*** RECORDED DATA ***

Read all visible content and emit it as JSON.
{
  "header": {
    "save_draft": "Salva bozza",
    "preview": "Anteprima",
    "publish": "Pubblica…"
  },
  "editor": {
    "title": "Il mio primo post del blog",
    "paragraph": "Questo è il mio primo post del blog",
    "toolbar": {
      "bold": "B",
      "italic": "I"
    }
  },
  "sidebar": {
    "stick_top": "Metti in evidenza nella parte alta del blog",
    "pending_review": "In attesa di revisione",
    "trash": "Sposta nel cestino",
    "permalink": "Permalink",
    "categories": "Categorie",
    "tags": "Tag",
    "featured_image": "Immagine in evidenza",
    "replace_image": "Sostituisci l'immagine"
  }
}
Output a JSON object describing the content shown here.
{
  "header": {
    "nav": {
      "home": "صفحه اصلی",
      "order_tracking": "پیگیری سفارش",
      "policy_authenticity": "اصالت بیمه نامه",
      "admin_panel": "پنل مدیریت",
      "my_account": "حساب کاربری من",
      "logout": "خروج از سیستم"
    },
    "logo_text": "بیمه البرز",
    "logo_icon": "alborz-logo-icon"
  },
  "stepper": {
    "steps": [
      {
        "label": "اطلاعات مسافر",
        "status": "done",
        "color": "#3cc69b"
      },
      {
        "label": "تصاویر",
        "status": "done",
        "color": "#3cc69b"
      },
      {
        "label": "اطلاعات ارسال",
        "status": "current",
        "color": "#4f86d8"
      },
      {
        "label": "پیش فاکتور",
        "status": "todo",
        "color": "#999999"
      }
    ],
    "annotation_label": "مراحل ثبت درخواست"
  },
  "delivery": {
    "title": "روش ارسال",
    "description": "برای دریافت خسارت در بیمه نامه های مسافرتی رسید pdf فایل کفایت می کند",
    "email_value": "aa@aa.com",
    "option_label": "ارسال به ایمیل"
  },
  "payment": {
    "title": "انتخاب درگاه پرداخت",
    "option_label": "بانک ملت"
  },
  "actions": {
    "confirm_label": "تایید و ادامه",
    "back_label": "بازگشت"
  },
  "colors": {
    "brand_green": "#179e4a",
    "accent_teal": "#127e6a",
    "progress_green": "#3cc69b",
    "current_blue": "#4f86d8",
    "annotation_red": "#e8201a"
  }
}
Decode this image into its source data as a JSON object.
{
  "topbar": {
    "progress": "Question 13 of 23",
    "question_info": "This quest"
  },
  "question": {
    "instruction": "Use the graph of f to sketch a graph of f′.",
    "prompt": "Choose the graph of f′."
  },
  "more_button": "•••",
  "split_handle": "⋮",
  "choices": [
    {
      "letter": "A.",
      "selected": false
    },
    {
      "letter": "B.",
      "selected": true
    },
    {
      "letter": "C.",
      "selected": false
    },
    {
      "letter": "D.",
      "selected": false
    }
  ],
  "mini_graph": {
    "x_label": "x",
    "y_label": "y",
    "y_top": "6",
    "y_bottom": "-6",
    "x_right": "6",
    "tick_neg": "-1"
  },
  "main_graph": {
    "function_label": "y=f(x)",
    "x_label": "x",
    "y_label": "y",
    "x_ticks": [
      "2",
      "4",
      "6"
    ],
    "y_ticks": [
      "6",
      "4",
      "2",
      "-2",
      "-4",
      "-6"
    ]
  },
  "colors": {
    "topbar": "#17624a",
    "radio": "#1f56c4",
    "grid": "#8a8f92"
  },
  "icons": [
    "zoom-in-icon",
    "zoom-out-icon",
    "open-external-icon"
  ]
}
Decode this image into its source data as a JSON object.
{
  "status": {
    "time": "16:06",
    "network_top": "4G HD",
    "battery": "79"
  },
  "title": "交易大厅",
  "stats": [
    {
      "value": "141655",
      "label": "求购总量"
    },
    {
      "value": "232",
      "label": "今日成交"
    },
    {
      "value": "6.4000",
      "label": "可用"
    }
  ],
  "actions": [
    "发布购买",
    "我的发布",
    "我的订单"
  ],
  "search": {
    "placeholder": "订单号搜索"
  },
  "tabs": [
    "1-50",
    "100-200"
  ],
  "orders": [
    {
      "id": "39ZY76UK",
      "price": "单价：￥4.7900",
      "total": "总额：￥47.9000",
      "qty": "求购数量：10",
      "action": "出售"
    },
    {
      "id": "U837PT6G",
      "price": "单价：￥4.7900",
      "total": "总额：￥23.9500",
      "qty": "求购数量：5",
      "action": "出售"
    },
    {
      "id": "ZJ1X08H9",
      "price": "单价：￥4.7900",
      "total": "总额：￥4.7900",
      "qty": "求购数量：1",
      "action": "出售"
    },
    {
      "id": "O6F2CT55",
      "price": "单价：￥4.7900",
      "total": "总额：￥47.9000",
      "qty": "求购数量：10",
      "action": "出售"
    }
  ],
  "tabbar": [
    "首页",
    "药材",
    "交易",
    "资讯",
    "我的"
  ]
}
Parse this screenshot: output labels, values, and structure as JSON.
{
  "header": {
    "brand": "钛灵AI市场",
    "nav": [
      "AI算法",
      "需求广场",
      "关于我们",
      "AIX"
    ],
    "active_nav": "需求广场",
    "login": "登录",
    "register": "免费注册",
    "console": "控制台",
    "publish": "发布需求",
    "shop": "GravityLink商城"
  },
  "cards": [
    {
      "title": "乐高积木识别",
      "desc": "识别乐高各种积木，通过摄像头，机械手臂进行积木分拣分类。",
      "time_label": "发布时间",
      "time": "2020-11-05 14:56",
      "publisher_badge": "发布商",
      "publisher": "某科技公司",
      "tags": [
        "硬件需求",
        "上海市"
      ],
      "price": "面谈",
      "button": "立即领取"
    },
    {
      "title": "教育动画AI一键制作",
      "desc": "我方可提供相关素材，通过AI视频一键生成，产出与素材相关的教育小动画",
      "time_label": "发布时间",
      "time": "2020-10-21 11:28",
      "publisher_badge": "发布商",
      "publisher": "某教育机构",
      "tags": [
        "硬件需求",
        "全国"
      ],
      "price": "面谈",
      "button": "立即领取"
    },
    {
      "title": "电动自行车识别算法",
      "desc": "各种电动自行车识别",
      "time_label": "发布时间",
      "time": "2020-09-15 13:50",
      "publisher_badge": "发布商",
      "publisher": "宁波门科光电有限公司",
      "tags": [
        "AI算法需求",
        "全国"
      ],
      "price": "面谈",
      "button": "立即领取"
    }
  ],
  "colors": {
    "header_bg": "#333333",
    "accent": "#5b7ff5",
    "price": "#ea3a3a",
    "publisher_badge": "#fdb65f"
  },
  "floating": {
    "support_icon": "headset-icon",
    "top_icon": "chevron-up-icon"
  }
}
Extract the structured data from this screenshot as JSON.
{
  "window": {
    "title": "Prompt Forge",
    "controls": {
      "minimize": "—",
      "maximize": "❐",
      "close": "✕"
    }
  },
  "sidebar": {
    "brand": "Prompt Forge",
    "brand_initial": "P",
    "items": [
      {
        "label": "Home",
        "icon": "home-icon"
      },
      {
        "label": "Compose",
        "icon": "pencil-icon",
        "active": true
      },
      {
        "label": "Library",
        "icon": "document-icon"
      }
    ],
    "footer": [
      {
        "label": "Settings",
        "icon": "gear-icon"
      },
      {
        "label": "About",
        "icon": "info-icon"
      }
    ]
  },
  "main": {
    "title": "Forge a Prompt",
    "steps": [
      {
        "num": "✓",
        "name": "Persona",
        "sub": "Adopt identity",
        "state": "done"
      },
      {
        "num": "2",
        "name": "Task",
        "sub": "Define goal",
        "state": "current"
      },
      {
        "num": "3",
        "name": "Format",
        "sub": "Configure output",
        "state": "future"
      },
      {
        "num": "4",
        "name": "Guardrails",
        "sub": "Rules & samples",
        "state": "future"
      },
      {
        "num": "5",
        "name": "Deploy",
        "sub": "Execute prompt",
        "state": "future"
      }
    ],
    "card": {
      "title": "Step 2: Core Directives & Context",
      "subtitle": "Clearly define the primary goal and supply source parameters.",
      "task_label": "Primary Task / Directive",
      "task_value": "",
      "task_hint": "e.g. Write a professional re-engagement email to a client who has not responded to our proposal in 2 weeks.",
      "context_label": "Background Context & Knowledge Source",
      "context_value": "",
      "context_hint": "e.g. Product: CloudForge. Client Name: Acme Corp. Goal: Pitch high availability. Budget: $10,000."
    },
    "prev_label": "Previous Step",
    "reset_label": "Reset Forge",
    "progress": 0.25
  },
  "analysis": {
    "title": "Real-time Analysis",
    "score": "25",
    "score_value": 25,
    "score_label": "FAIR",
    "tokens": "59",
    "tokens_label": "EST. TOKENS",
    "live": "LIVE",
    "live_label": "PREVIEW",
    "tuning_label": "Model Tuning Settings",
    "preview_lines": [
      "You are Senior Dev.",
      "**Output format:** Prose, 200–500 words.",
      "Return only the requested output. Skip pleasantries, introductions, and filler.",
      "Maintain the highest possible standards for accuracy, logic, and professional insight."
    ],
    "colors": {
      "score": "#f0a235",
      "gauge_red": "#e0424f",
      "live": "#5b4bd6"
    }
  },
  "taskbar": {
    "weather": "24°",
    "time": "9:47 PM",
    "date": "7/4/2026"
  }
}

***

Gather every line from the entries above where the word "JSON" appears, and copy them.

Read all visible content and emit it as JSON.
Output a JSON object describing the content shown here.
Decode this image into its source data as a JSON object.
Decode this image into its source data as a JSON object.
Parse this screenshot: output labels, values, and structure as JSON.
Extract the structured data from this screenshot as JSON.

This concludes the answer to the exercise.